[WHAT IS ASKED]:
Images embedded in the records are excluded; print everything else exactly as given.

[STORED ROWS]:
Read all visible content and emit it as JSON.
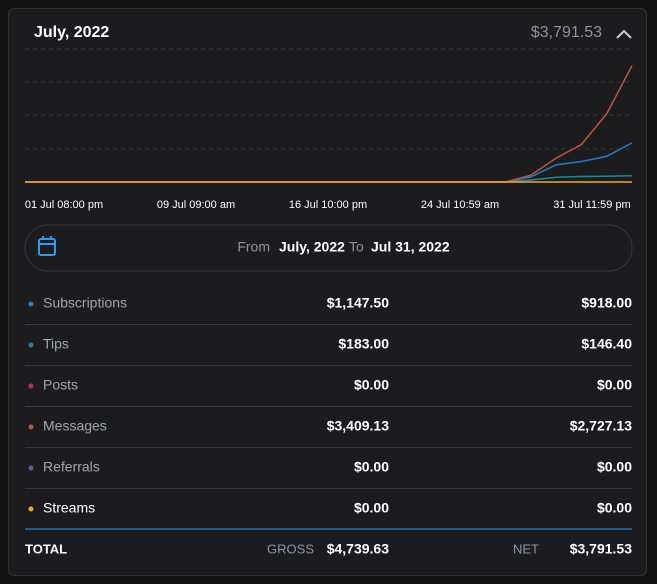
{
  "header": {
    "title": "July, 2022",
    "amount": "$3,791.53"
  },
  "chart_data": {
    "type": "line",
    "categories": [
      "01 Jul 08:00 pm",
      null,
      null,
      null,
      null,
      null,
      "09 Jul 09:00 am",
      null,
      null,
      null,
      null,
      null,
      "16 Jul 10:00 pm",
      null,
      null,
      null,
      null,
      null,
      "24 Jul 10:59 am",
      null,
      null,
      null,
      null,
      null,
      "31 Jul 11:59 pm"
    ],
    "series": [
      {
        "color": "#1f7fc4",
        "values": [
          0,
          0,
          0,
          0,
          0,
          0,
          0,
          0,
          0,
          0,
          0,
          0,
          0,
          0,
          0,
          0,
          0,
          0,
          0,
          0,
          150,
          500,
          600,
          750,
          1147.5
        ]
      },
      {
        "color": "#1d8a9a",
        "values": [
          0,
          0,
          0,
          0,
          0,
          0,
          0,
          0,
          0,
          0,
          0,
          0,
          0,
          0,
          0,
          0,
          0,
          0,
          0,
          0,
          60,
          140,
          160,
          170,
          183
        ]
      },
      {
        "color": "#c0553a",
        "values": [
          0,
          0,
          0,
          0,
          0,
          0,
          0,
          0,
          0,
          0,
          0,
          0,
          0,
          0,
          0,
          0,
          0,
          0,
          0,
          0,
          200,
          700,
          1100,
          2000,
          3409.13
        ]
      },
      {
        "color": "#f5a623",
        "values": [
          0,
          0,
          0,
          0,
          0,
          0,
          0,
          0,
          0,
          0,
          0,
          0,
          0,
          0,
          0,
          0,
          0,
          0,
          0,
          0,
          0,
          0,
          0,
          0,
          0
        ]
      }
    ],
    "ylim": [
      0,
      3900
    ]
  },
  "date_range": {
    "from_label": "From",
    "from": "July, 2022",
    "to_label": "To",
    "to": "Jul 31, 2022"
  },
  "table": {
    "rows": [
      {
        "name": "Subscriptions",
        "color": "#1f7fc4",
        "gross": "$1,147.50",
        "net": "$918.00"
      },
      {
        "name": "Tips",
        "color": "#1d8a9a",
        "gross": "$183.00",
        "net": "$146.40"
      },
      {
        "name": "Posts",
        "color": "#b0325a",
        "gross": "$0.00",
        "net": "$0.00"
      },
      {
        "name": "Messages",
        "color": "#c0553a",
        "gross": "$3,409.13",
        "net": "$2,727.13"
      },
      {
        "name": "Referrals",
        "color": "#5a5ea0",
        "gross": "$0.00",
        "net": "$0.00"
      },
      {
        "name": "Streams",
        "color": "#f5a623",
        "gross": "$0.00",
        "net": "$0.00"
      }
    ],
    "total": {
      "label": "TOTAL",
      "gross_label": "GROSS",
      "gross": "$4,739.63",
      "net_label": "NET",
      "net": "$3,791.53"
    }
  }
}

[WRITTEN ANSWER]:
Read all visible content and emit it as JSON.
{
  "header": {
    "title": "July, 2022",
    "amount": "$3,791.53"
  },
  "chart_data": {
    "type": "line",
    "categories": [
      "01 Jul 08:00 pm",
      null,
      null,
      null,
      null,
      null,
      "09 Jul 09:00 am",
      null,
      null,
      null,
      null,
      null,
      "16 Jul 10:00 pm",
      null,
      null,
      null,
      null,
      null,
      "24 Jul 10:59 am",
      null,
      null,
      null,
      null,
      null,
      "31 Jul 11:59 pm"
    ],
    "series": [
      {
        "color": "#1f7fc4",
        "values": [
          0,
          0,
          0,
          0,
          0,
          0,
          0,
          0,
          0,
          0,
          0,
          0,
          0,
          0,
          0,
          0,
          0,
          0,
          0,
          0,
          150,
          500,
          600,
          750,
          1147.5
        ]
      },
      {
        "color": "#1d8a9a",
        "values": [
          0,
          0,
          0,
          0,
          0,
          0,
          0,
          0,
          0,
          0,
          0,
          0,
          0,
          0,
          0,
          0,
          0,
          0,
          0,
          0,
          60,
          140,
          160,
          170,
          183
        ]
      },
      {
        "color": "#c0553a",
        "values": [
          0,
          0,
          0,
          0,
          0,
          0,
          0,
          0,
          0,
          0,
          0,
          0,
          0,
          0,
          0,
          0,
          0,
          0,
          0,
          0,
          200,
          700,
          1100,
          2000,
          3409.13
        ]
      },
      {
        "color": "#f5a623",
        "values": [
          0,
          0,
          0,
          0,
          0,
          0,
          0,
          0,
          0,
          0,
          0,
          0,
          0,
          0,
          0,
          0,
          0,
          0,
          0,
          0,
          0,
          0,
          0,
          0,
          0
        ]
      }
    ],
    "ylim": [
      0,
      3900
    ]
  },
  "date_range": {
    "from_label": "From",
    "from": "July, 2022",
    "to_label": "To",
    "to": "Jul 31, 2022"
  },
  "table": {
    "rows": [
      {
        "name": "Subscriptions",
        "color": "#1f7fc4",
        "gross": "$1,147.50",
        "net": "$918.00"
      },
      {
        "name": "Tips",
        "color": "#1d8a9a",
        "gross": "$183.00",
        "net": "$146.40"
      },
      {
        "name": "Posts",
        "color": "#b0325a",
        "gross": "$0.00",
        "net": "$0.00"
      },
      {
        "name": "Messages",
        "color": "#c0553a",
        "gross": "$3,409.13",
        "net": "$2,727.13"
      },
      {
        "name": "Referrals",
        "color": "#5a5ea0",
        "gross": "$0.00",
        "net": "$0.00"
      },
      {
        "name": "Streams",
        "color": "#f5a623",
        "gross": "$0.00",
        "net": "$0.00"
      }
    ],
    "total": {
      "label": "TOTAL",
      "gross_label": "GROSS",
      "gross": "$4,739.63",
      "net_label": "NET",
      "net": "$3,791.53"
    }
  }
}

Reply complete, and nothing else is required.